Aim of the task – Reproduce the records below exactly as given.

[start]

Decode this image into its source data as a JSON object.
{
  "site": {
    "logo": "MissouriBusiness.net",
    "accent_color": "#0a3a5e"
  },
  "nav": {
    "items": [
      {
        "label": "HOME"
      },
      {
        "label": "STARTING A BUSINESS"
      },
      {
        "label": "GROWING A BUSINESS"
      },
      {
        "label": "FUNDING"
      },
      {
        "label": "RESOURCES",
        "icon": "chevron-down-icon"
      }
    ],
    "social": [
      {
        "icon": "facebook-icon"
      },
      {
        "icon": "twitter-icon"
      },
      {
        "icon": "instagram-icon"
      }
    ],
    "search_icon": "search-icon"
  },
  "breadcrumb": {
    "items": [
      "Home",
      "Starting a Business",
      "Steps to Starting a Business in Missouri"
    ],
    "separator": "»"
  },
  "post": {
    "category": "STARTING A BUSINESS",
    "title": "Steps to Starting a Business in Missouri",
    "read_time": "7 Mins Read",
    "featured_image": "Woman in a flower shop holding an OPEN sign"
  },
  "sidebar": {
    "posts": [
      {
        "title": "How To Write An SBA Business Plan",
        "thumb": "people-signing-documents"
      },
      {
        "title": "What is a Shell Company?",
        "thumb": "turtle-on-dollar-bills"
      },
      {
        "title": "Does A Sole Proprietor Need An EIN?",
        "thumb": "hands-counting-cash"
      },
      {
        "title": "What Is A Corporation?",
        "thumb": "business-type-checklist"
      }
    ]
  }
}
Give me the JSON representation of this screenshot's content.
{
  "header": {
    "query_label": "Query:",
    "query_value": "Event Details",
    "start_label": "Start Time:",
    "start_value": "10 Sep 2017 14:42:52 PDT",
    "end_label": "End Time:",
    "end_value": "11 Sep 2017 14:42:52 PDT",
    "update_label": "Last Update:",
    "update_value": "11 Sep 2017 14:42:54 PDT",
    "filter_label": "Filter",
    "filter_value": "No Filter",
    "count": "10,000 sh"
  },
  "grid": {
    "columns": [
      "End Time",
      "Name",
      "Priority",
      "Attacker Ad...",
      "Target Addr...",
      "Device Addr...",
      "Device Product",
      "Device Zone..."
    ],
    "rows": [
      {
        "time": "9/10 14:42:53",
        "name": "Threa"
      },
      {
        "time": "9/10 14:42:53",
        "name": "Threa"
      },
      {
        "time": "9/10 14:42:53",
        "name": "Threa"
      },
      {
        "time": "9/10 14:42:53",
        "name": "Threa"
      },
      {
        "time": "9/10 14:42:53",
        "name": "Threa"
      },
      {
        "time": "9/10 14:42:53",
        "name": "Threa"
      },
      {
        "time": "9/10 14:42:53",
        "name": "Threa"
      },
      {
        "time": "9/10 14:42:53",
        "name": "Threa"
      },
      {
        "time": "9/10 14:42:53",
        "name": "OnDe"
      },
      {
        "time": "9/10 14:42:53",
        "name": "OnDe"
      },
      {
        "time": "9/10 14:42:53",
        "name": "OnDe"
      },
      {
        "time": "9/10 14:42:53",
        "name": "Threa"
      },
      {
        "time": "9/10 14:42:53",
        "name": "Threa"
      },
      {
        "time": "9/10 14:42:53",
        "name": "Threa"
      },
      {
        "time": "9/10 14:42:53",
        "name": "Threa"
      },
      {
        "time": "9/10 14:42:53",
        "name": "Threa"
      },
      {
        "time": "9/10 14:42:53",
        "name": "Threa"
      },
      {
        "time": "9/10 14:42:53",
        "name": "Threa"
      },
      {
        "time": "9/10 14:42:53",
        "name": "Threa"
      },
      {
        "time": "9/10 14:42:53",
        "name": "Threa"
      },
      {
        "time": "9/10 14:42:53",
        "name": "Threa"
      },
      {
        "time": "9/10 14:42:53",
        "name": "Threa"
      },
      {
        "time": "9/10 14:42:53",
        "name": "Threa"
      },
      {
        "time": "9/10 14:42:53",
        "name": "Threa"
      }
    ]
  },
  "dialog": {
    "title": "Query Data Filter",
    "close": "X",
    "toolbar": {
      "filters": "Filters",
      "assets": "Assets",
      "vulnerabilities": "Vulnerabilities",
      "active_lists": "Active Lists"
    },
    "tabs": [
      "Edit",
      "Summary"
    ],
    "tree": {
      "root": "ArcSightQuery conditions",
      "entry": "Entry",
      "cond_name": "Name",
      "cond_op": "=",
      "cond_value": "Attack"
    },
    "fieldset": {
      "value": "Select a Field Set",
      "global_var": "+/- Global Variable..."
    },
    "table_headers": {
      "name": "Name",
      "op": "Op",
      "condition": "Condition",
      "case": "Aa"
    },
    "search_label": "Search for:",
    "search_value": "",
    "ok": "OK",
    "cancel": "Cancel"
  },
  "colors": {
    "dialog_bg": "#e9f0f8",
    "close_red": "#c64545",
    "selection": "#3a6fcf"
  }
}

[end]

Worked answer –
Decode this image into its source data as a JSON object.
{
  "site": {
    "logo": "MissouriBusiness.net",
    "accent_color": "#0a3a5e"
  },
  "nav": {
    "items": [
      {
        "label": "HOME"
      },
      {
        "label": "STARTING A BUSINESS"
      },
      {
        "label": "GROWING A BUSINESS"
      },
      {
        "label": "FUNDING"
      },
      {
        "label": "RESOURCES",
        "icon": "chevron-down-icon"
      }
    ],
    "social": [
      {
        "icon": "facebook-icon"
      },
      {
        "icon": "twitter-icon"
      },
      {
        "icon": "instagram-icon"
      }
    ],
    "search_icon": "search-icon"
  },
  "breadcrumb": {
    "items": [
      "Home",
      "Starting a Business",
      "Steps to Starting a Business in Missouri"
    ],
    "separator": "»"
  },
  "post": {
    "category": "STARTING A BUSINESS",
    "title": "Steps to Starting a Business in Missouri",
    "read_time": "7 Mins Read",
    "featured_image": "Woman in a flower shop holding an OPEN sign"
  },
  "sidebar": {
    "posts": [
      {
        "title": "How To Write An SBA Business Plan",
        "thumb": "people-signing-documents"
      },
      {
        "title": "What is a Shell Company?",
        "thumb": "turtle-on-dollar-bills"
      },
      {
        "title": "Does A Sole Proprietor Need An EIN?",
        "thumb": "hands-counting-cash"
      },
      {
        "title": "What Is A Corporation?",
        "thumb": "business-type-checklist"
      }
    ]
  }
}
Give me the JSON representation of this screenshot's content.
{
  "header": {
    "query_label": "Query:",
    "query_value": "Event Details",
    "start_label": "Start Time:",
    "start_value": "10 Sep 2017 14:42:52 PDT",
    "end_label": "End Time:",
    "end_value": "11 Sep 2017 14:42:52 PDT",
    "update_label": "Last Update:",
    "update_value": "11 Sep 2017 14:42:54 PDT",
    "filter_label": "Filter",
    "filter_value": "No Filter",
    "count": "10,000 sh"
  },
  "grid": {
    "columns": [
      "End Time",
      "Name",
      "Priority",
      "Attacker Ad...",
      "Target Addr...",
      "Device Addr...",
      "Device Product",
      "Device Zone..."
    ],
    "rows": [
      {
        "time": "9/10 14:42:53",
        "name": "Threa"
      },
      {
        "time": "9/10 14:42:53",
        "name": "Threa"
      },
      {
        "time": "9/10 14:42:53",
        "name": "Threa"
      },
      {
        "time": "9/10 14:42:53",
        "name": "Threa"
      },
      {
        "time": "9/10 14:42:53",
        "name": "Threa"
      },
      {
        "time": "9/10 14:42:53",
        "name": "Threa"
      },
      {
        "time": "9/10 14:42:53",
        "name": "Threa"
      },
      {
        "time": "9/10 14:42:53",
        "name": "Threa"
      },
      {
        "time": "9/10 14:42:53",
        "name": "OnDe"
      },
      {
        "time": "9/10 14:42:53",
        "name": "OnDe"
      },
      {
        "time": "9/10 14:42:53",
        "name": "OnDe"
      },
      {
        "time": "9/10 14:42:53",
        "name": "Threa"
      },
      {
        "time": "9/10 14:42:53",
        "name": "Threa"
      },
      {
        "time": "9/10 14:42:53",
        "name": "Threa"
      },
      {
        "time": "9/10 14:42:53",
        "name": "Threa"
      },
      {
        "time": "9/10 14:42:53",
        "name": "Threa"
      },
      {
        "time": "9/10 14:42:53",
        "name": "Threa"
      },
      {
        "time": "9/10 14:42:53",
        "name": "Threa"
      },
      {
        "time": "9/10 14:42:53",
        "name": "Threa"
      },
      {
        "time": "9/10 14:42:53",
        "name": "Threa"
      },
      {
        "time": "9/10 14:42:53",
        "name": "Threa"
      },
      {
        "time": "9/10 14:42:53",
        "name": "Threa"
      },
      {
        "time": "9/10 14:42:53",
        "name": "Threa"
      },
      {
        "time": "9/10 14:42:53",
        "name": "Threa"
      }
    ]
  },
  "dialog": {
    "title": "Query Data Filter",
    "close": "X",
    "toolbar": {
      "filters": "Filters",
      "assets": "Assets",
      "vulnerabilities": "Vulnerabilities",
      "active_lists": "Active Lists"
    },
    "tabs": [
      "Edit",
      "Summary"
    ],
    "tree": {
      "root": "ArcSightQuery conditions",
      "entry": "Entry",
      "cond_name": "Name",
      "cond_op": "=",
      "cond_value": "Attack"
    },
    "fieldset": {
      "value": "Select a Field Set",
      "global_var": "+/- Global Variable..."
    },
    "table_headers": {
      "name": "Name",
      "op": "Op",
      "condition": "Condition",
      "case": "Aa"
    },
    "search_label": "Search for:",
    "search_value": "",
    "ok": "OK",
    "cancel": "Cancel"
  },
  "colors": {
    "dialog_bg": "#e9f0f8",
    "close_red": "#c64545",
    "selection": "#3a6fcf"
  }
}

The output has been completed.